* Written instruction *
Each record below should appear again exactly as written.

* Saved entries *
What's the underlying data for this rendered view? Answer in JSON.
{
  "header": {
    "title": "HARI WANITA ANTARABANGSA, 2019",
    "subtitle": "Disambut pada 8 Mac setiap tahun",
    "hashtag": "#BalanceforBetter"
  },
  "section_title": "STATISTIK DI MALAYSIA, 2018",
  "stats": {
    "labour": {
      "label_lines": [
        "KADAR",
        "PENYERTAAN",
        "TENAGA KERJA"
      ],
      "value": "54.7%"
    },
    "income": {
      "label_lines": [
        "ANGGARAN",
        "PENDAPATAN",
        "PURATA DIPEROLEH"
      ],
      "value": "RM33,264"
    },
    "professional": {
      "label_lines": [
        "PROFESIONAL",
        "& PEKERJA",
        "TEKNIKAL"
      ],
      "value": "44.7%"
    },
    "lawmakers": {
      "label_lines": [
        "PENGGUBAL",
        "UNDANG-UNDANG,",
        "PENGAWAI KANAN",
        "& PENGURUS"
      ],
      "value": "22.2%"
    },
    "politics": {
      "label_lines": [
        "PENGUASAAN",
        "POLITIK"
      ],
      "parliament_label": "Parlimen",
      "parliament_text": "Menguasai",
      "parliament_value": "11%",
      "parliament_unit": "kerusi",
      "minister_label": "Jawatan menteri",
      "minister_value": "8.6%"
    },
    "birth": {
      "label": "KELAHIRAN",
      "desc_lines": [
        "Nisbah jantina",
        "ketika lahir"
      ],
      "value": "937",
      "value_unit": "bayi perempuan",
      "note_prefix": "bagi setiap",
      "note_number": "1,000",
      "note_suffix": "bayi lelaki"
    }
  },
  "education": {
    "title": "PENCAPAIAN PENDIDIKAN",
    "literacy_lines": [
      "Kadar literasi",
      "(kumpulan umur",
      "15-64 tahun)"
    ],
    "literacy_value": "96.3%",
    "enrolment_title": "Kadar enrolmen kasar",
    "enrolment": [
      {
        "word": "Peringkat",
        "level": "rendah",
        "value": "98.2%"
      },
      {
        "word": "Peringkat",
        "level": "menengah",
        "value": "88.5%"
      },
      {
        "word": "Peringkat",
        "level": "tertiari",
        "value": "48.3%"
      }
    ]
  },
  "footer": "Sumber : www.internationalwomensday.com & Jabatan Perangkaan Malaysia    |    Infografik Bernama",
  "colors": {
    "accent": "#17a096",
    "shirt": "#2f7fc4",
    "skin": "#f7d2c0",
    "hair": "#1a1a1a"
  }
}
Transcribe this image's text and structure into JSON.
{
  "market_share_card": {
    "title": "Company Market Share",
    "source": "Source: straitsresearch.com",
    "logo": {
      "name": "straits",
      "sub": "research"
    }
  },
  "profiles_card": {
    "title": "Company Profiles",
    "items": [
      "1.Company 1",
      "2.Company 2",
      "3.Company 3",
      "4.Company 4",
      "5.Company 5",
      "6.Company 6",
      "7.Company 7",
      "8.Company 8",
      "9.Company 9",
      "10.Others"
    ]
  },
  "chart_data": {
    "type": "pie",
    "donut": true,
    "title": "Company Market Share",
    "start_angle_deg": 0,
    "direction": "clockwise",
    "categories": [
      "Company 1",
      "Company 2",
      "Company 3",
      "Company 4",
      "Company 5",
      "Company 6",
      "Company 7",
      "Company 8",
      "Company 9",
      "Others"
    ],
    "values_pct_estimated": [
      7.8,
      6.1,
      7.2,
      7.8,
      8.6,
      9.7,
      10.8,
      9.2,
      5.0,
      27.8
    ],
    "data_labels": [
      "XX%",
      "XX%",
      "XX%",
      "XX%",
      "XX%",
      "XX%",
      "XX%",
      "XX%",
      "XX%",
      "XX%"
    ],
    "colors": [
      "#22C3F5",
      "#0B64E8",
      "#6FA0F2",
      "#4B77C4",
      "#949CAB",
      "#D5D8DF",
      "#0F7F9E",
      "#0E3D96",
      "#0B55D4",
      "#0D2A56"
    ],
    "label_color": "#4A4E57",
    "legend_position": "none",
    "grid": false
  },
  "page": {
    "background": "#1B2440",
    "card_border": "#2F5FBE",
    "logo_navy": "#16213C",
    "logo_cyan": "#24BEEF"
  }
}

* Solution to this exercise *
What's the underlying data for this rendered view? Answer in JSON.
{
  "header": {
    "title": "HARI WANITA ANTARABANGSA, 2019",
    "subtitle": "Disambut pada 8 Mac setiap tahun",
    "hashtag": "#BalanceforBetter"
  },
  "section_title": "STATISTIK DI MALAYSIA, 2018",
  "stats": {
    "labour": {
      "label_lines": [
        "KADAR",
        "PENYERTAAN",
        "TENAGA KERJA"
      ],
      "value": "54.7%"
    },
    "income": {
      "label_lines": [
        "ANGGARAN",
        "PENDAPATAN",
        "PURATA DIPEROLEH"
      ],
      "value": "RM33,264"
    },
    "professional": {
      "label_lines": [
        "PROFESIONAL",
        "& PEKERJA",
        "TEKNIKAL"
      ],
      "value": "44.7%"
    },
    "lawmakers": {
      "label_lines": [
        "PENGGUBAL",
        "UNDANG-UNDANG,",
        "PENGAWAI KANAN",
        "& PENGURUS"
      ],
      "value": "22.2%"
    },
    "politics": {
      "label_lines": [
        "PENGUASAAN",
        "POLITIK"
      ],
      "parliament_label": "Parlimen",
      "parliament_text": "Menguasai",
      "parliament_value": "11%",
      "parliament_unit": "kerusi",
      "minister_label": "Jawatan menteri",
      "minister_value": "8.6%"
    },
    "birth": {
      "label": "KELAHIRAN",
      "desc_lines": [
        "Nisbah jantina",
        "ketika lahir"
      ],
      "value": "937",
      "value_unit": "bayi perempuan",
      "note_prefix": "bagi setiap",
      "note_number": "1,000",
      "note_suffix": "bayi lelaki"
    }
  },
  "education": {
    "title": "PENCAPAIAN PENDIDIKAN",
    "literacy_lines": [
      "Kadar literasi",
      "(kumpulan umur",
      "15-64 tahun)"
    ],
    "literacy_value": "96.3%",
    "enrolment_title": "Kadar enrolmen kasar",
    "enrolment": [
      {
        "word": "Peringkat",
        "level": "rendah",
        "value": "98.2%"
      },
      {
        "word": "Peringkat",
        "level": "menengah",
        "value": "88.5%"
      },
      {
        "word": "Peringkat",
        "level": "tertiari",
        "value": "48.3%"
      }
    ]
  },
  "footer": "Sumber : www.internationalwomensday.com & Jabatan Perangkaan Malaysia    |    Infografik Bernama",
  "colors": {
    "accent": "#17a096",
    "shirt": "#2f7fc4",
    "skin": "#f7d2c0",
    "hair": "#1a1a1a"
  }
}
Transcribe this image's text and structure into JSON.
{
  "market_share_card": {
    "title": "Company Market Share",
    "source": "Source: straitsresearch.com",
    "logo": {
      "name": "straits",
      "sub": "research"
    }
  },
  "profiles_card": {
    "title": "Company Profiles",
    "items": [
      "1.Company 1",
      "2.Company 2",
      "3.Company 3",
      "4.Company 4",
      "5.Company 5",
      "6.Company 6",
      "7.Company 7",
      "8.Company 8",
      "9.Company 9",
      "10.Others"
    ]
  },
  "chart_data": {
    "type": "pie",
    "donut": true,
    "title": "Company Market Share",
    "start_angle_deg": 0,
    "direction": "clockwise",
    "categories": [
      "Company 1",
      "Company 2",
      "Company 3",
      "Company 4",
      "Company 5",
      "Company 6",
      "Company 7",
      "Company 8",
      "Company 9",
      "Others"
    ],
    "values_pct_estimated": [
      7.8,
      6.1,
      7.2,
      7.8,
      8.6,
      9.7,
      10.8,
      9.2,
      5.0,
      27.8
    ],
    "data_labels": [
      "XX%",
      "XX%",
      "XX%",
      "XX%",
      "XX%",
      "XX%",
      "XX%",
      "XX%",
      "XX%",
      "XX%"
    ],
    "colors": [
      "#22C3F5",
      "#0B64E8",
      "#6FA0F2",
      "#4B77C4",
      "#949CAB",
      "#D5D8DF",
      "#0F7F9E",
      "#0E3D96",
      "#0B55D4",
      "#0D2A56"
    ],
    "label_color": "#4A4E57",
    "legend_position": "none",
    "grid": false
  },
  "page": {
    "background": "#1B2440",
    "card_border": "#2F5FBE",
    "logo_navy": "#16213C",
    "logo_cyan": "#24BEEF"
  }
}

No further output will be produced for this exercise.